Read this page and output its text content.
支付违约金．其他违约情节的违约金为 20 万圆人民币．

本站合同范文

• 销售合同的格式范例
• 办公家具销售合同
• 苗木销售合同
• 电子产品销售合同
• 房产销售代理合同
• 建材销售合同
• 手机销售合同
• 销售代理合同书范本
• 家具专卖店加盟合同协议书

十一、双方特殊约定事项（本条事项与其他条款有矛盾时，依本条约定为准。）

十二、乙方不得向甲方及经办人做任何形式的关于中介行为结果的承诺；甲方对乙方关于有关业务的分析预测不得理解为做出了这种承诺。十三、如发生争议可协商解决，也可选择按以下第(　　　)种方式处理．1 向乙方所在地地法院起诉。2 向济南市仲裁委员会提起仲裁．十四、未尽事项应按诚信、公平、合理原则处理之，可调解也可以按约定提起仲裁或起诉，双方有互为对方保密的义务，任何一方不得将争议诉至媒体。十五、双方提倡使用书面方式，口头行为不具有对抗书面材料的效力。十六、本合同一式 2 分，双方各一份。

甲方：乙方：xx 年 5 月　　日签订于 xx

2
· · ·
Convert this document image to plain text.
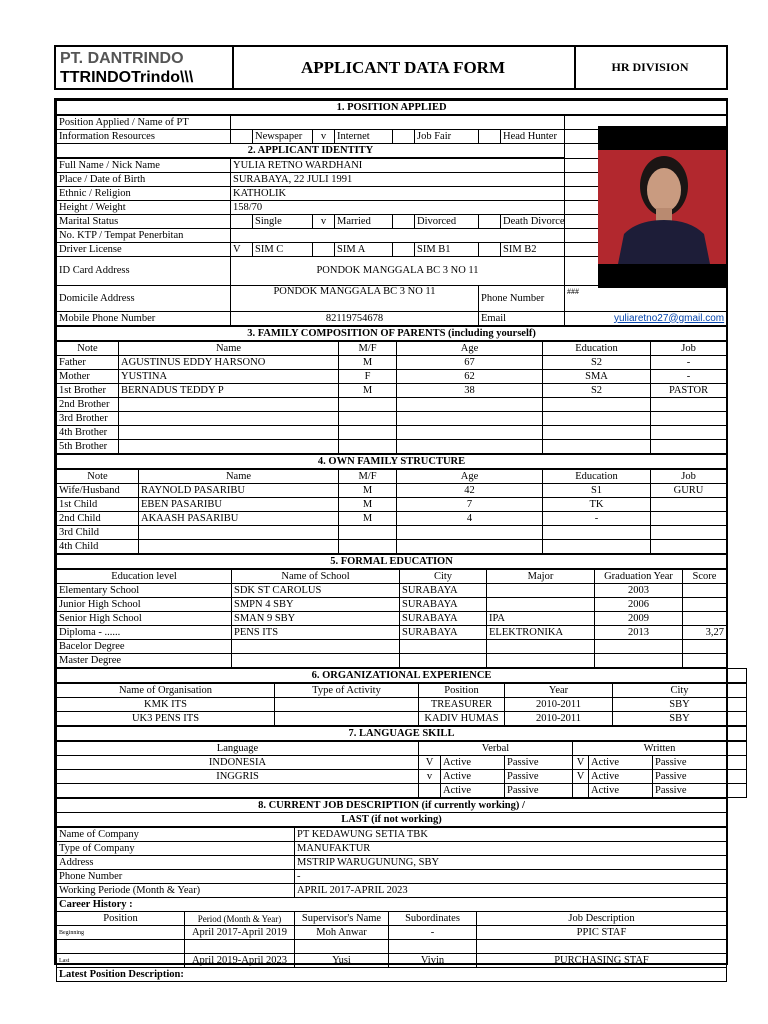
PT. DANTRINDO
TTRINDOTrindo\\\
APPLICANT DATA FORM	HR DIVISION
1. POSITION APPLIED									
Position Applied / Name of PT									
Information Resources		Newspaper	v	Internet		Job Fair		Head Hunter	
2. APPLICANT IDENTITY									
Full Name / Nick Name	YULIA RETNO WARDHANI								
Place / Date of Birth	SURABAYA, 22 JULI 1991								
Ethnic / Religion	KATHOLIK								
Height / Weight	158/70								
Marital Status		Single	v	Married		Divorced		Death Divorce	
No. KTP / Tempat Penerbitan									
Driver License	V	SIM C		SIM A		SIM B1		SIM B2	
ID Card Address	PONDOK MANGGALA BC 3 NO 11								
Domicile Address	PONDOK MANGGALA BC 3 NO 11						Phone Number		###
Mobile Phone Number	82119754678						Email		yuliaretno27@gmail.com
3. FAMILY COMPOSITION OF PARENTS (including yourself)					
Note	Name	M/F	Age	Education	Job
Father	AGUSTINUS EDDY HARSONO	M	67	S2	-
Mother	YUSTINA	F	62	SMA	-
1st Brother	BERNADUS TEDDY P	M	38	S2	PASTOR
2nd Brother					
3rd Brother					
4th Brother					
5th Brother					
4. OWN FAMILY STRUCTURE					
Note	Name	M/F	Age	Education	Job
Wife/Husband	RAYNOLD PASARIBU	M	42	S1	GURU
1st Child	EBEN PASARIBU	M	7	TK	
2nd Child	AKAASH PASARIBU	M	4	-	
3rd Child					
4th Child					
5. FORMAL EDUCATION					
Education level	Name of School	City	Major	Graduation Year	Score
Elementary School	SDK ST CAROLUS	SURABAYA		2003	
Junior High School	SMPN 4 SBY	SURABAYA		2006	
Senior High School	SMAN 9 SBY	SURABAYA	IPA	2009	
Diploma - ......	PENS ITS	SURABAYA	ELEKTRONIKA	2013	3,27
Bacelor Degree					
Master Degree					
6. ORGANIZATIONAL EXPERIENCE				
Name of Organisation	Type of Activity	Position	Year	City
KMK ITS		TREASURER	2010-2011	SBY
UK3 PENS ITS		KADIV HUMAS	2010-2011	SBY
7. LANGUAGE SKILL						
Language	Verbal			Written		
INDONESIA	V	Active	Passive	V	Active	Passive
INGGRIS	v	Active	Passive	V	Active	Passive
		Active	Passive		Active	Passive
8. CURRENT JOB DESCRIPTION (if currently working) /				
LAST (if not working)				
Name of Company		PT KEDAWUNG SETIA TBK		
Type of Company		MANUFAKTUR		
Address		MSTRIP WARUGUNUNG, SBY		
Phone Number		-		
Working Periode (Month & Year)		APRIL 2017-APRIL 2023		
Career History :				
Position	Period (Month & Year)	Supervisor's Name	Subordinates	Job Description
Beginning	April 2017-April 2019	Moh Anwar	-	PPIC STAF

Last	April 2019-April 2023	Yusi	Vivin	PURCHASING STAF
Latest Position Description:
· · ·
**AIM OF THE TASK:** Collect every line above that contains the word "Number".

**RESULT:**
Domicile Address	PONDOK MANGGALA BC 3 NO 11						Phone Number		###
Mobile Phone Number	82119754678						Email		yuliaretno27@gmail.com
Phone Number		-		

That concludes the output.